Looking at the data below, count the lines that contain the string "GAMA". Write only the total.

### Supplied entries ###

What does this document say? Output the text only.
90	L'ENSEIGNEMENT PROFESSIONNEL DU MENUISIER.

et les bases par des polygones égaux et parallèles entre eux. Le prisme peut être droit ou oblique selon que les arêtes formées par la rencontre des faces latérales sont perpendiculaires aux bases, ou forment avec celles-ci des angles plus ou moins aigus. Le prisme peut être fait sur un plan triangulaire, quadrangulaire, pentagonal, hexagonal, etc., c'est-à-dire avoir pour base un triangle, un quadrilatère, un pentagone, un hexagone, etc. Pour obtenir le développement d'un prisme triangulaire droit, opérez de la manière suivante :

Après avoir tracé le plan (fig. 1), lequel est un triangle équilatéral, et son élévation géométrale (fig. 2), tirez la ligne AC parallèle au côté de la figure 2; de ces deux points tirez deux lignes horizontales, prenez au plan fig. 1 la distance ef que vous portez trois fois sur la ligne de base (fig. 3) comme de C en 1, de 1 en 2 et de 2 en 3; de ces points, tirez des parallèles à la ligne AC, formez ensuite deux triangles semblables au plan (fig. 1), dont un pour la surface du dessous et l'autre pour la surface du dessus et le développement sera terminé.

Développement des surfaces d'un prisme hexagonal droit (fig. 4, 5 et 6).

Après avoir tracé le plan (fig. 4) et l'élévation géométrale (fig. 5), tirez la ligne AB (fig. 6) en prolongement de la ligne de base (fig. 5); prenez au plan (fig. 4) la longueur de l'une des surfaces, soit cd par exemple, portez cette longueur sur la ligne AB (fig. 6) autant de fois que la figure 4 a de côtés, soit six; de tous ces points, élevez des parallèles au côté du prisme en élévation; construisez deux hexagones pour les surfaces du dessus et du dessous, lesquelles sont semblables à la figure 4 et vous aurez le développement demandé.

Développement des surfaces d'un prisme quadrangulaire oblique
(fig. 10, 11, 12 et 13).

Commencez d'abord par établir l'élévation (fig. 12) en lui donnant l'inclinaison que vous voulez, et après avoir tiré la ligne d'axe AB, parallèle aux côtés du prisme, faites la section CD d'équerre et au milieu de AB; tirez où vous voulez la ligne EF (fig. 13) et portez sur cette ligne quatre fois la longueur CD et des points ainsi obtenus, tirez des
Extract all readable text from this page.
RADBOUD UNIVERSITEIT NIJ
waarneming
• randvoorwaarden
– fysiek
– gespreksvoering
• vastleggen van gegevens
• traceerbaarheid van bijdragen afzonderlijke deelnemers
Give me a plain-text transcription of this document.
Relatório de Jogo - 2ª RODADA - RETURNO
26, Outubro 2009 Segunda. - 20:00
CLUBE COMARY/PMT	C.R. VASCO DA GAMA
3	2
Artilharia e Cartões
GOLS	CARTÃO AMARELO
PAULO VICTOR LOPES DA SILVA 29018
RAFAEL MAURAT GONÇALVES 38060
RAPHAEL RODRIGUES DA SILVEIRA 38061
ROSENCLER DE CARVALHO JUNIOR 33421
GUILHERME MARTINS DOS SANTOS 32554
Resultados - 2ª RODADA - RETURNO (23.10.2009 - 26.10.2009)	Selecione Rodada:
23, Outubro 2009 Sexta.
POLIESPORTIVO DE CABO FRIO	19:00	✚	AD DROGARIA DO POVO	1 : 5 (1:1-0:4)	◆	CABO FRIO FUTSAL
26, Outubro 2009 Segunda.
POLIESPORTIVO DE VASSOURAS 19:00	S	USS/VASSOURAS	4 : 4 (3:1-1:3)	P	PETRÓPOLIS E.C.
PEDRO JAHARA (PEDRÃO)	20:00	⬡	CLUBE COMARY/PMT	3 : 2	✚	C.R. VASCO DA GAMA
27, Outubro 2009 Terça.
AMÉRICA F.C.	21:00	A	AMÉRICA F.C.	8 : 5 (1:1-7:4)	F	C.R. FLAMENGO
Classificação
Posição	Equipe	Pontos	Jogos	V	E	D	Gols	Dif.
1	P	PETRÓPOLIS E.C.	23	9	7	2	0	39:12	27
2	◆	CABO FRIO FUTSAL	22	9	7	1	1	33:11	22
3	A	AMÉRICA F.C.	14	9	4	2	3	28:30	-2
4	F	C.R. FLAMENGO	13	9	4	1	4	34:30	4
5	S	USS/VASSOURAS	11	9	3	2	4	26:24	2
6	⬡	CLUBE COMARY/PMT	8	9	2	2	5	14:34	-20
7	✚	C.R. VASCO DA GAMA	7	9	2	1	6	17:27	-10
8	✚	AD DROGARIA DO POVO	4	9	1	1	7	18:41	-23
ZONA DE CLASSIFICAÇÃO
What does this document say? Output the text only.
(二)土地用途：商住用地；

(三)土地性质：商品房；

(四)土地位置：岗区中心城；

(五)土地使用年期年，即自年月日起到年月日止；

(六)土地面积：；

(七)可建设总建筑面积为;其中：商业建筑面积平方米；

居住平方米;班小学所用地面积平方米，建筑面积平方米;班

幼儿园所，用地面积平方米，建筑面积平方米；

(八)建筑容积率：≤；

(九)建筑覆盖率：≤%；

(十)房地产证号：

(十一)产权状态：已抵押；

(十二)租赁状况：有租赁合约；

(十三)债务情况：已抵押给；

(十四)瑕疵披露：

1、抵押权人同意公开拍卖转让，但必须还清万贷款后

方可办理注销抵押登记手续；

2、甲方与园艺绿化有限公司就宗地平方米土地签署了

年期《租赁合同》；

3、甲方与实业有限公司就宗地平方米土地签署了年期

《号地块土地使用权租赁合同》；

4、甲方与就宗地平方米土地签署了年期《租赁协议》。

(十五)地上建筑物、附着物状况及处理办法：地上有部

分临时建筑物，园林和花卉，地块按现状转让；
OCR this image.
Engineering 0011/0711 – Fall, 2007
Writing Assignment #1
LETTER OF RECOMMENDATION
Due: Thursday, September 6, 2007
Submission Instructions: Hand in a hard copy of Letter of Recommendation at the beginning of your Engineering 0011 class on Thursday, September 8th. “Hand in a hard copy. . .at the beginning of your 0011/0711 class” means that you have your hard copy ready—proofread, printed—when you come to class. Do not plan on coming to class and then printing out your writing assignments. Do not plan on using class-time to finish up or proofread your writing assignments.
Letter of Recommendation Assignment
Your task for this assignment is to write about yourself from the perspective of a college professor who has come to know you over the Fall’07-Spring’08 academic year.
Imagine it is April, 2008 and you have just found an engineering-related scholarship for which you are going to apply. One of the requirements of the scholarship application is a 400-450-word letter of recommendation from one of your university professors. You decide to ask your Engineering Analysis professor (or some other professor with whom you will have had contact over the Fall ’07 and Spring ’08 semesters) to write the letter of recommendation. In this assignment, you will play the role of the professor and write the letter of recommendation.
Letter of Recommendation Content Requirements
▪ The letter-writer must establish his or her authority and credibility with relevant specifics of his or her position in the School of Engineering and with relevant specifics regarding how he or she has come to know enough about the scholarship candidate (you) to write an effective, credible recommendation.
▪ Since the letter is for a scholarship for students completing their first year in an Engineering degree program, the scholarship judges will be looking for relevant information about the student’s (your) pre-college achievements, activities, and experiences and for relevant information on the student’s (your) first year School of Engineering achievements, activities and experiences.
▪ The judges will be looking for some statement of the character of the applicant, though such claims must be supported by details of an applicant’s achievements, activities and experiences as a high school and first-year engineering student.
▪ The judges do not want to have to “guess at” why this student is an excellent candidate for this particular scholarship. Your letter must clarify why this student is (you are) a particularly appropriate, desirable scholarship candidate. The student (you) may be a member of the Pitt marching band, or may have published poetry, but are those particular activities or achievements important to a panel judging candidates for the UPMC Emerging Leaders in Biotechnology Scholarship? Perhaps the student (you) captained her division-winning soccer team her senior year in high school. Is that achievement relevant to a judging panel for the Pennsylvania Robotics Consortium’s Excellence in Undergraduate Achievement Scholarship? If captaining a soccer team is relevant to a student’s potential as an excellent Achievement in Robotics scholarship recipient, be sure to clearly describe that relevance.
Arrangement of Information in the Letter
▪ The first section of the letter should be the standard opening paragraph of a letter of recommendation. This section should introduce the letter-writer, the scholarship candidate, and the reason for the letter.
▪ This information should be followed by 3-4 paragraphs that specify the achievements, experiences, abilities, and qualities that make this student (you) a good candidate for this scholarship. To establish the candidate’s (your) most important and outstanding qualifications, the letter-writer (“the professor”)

###

**Solution for this exercise:** 3